**SET EXERCISE**
Copy each line of the entries that contains the word "than".

**THE INPUT**

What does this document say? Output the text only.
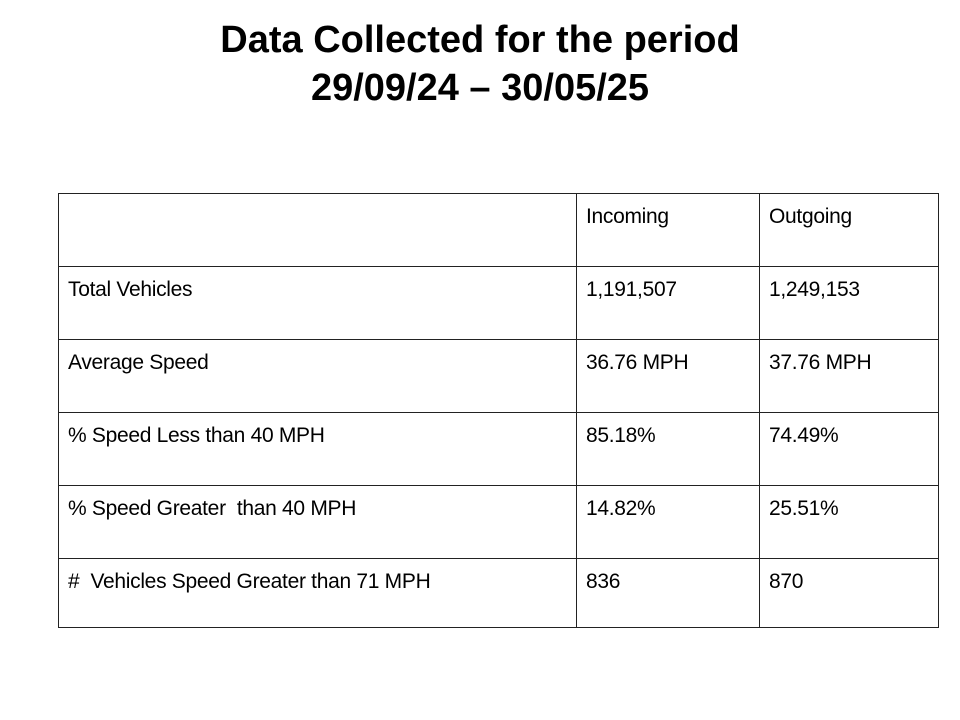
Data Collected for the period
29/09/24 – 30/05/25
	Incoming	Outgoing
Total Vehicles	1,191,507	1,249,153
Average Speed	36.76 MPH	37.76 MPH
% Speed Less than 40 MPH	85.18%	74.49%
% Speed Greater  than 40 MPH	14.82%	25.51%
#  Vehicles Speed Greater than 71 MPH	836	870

**CORRECT RESPONSE**
% Speed Less than 40 MPH	85.18%	74.49%
% Speed Greater  than 40 MPH	14.82%	25.51%
#  Vehicles Speed Greater than 71 MPH	836	870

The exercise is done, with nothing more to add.